◆ **Extract provided**:
8. The method of claim 1, wherein executing the second data collaboration stage comprises auditing the code generated in the first data collaboration stage.
9. The method of claim 1, further comprising: performing, by the first entity, code filtering on the generated code before execution in the secure execution environment.
10. A system comprising: one or more computers and one or more storage devices storing instructions that are operable, when executed by the one or more computers, to cause the one or more computers to operations comprising:
executing a first data collaboration stage, comprising:
obtaining a collection of data from a first entity;
generating synthetic data from the collection of data; and
generating, by a second entity, code defining one or more operations or queries executable on the collection of data and evaluated with respect to the synthetic data; and
executing a second data collaboration stage, comprising:
executing the code generated by the second entity in a secure execution environment, including executing one or more operations on the collection of data to generate one or more corresponding output results; and
providing the one or more corresponding output results to the second entity.
11. The system of claim 10, wherein generating synthetic data from the collection of data comprises applying a differential privacy operation to the collection of data to generate data having a same schema as the collection of data but with adjusted data values.
12. The system of claim 10, wherein generating synthetic data from the collection of data comprises applying a random value to each individual data value while retaining a data schema.

◆ **The problem**: Set down the patent claims word for word, starting at "11. The system" and stopping after "adjusted data values.". The records have no connection to the patent claims above.

(Stored records)
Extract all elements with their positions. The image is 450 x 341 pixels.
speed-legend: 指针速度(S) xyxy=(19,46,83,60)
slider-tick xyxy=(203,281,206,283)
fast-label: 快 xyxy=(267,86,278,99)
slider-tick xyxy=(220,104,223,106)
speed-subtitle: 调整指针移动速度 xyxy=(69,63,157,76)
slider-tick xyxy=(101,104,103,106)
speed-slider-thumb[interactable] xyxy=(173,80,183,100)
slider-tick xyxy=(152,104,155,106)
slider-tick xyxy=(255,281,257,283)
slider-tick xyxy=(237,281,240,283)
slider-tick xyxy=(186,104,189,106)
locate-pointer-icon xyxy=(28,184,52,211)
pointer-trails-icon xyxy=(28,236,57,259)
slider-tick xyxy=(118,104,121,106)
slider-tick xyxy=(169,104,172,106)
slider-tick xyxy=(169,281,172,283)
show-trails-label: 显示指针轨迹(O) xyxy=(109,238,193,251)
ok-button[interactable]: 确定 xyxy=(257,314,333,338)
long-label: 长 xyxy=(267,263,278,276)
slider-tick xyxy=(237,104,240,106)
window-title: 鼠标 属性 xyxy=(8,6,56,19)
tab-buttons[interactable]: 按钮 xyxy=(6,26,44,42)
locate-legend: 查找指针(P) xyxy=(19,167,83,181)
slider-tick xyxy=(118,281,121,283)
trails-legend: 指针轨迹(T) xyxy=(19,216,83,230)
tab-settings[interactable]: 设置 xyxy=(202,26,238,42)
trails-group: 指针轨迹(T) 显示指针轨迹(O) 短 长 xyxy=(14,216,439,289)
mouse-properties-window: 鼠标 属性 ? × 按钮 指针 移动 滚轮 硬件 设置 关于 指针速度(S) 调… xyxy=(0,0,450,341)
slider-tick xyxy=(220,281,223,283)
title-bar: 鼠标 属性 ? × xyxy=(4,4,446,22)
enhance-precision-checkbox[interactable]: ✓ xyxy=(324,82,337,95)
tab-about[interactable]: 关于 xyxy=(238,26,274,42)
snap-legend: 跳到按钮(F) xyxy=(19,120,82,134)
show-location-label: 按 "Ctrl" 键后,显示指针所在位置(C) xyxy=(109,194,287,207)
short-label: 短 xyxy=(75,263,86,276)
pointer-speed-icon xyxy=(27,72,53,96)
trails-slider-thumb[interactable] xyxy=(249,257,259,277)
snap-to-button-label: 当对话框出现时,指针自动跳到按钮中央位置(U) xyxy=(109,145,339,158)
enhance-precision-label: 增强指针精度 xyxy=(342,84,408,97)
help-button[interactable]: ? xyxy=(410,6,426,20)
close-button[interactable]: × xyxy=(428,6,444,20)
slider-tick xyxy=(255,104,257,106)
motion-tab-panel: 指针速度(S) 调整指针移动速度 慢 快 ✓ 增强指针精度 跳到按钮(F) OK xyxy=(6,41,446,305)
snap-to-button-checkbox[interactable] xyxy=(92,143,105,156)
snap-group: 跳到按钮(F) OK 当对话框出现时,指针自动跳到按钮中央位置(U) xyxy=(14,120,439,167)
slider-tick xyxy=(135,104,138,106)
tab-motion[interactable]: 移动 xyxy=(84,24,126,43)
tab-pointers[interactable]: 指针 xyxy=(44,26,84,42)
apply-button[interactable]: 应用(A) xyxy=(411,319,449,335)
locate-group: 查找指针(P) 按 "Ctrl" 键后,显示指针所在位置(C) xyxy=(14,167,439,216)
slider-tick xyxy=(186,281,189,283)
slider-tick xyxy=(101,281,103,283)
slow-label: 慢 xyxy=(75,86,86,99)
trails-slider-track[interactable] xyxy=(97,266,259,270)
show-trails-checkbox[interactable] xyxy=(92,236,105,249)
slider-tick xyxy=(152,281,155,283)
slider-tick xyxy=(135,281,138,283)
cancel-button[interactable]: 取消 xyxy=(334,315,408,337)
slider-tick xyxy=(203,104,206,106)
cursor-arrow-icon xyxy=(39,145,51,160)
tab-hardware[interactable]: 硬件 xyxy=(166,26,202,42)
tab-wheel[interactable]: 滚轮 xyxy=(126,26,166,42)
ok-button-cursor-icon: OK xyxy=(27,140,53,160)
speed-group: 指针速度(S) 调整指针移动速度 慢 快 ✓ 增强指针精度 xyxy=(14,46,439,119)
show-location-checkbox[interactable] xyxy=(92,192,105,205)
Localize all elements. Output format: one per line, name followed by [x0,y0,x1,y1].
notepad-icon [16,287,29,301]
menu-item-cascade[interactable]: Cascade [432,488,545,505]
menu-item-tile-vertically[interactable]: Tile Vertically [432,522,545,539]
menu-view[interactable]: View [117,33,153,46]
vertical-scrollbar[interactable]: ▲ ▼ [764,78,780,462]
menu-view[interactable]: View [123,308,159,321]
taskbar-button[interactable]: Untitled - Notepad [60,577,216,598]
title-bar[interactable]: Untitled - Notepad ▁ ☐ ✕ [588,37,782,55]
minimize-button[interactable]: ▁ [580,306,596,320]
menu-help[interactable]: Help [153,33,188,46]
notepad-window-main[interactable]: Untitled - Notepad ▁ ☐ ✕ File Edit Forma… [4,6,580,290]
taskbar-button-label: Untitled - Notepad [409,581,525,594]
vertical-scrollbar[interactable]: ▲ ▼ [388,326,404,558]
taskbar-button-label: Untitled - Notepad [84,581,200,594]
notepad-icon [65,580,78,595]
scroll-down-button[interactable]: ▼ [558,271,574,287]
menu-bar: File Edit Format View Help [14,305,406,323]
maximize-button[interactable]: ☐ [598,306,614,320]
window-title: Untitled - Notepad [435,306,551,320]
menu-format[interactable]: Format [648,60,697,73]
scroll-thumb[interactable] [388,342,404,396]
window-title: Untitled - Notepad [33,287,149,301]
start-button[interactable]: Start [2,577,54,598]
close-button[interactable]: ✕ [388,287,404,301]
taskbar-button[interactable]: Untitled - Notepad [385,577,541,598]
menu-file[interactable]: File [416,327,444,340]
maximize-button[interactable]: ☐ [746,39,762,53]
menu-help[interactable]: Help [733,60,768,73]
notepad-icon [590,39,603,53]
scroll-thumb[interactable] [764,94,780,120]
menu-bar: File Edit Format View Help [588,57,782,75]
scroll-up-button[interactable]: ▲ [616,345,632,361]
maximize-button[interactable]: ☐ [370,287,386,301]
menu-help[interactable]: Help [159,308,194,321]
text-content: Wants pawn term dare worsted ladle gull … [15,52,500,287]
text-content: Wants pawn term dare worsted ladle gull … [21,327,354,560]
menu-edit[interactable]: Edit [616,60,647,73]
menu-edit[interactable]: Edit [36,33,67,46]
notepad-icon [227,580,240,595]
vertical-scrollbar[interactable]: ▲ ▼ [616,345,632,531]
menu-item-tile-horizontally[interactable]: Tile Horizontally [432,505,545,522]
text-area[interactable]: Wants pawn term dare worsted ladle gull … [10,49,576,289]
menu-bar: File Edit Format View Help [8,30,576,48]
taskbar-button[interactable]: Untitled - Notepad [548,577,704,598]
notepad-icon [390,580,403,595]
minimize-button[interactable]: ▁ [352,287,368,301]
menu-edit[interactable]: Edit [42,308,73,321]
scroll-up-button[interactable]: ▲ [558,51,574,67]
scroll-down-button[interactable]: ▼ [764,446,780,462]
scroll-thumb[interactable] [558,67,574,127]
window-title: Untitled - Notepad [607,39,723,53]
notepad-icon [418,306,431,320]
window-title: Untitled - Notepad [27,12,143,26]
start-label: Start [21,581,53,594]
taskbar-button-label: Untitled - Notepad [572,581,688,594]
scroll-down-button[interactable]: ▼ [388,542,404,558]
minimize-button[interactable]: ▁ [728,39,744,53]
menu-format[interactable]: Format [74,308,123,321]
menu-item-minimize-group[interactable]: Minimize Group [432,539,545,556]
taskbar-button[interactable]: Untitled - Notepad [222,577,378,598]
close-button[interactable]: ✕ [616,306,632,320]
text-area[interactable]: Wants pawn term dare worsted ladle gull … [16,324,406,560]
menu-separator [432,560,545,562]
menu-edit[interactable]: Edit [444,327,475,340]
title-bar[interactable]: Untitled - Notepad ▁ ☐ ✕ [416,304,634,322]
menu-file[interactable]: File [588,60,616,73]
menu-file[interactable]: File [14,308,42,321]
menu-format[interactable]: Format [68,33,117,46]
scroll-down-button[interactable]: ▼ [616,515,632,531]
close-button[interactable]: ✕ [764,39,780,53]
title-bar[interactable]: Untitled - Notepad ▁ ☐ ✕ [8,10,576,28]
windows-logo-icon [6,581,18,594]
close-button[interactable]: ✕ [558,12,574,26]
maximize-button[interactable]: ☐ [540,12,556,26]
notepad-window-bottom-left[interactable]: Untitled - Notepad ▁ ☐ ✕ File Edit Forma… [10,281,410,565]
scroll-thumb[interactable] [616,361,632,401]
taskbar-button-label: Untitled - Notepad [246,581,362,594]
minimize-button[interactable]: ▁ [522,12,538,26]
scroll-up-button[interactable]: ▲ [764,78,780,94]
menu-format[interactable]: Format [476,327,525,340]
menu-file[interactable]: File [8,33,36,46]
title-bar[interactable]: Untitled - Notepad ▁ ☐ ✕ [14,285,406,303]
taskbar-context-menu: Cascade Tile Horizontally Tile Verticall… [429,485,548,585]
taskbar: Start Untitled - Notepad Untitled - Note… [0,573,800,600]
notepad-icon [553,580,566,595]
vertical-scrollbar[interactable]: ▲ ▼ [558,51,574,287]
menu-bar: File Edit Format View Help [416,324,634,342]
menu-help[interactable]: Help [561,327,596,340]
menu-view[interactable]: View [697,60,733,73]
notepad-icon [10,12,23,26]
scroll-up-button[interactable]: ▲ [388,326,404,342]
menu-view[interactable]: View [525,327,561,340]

◆ **Answer to this exercise**:
11. The system of claim 10, wherein generating synthetic data from the collection of data comprises applying a differential privacy operation to the collection of data to generate data having a same schema as the collection of data but with adjusted data values.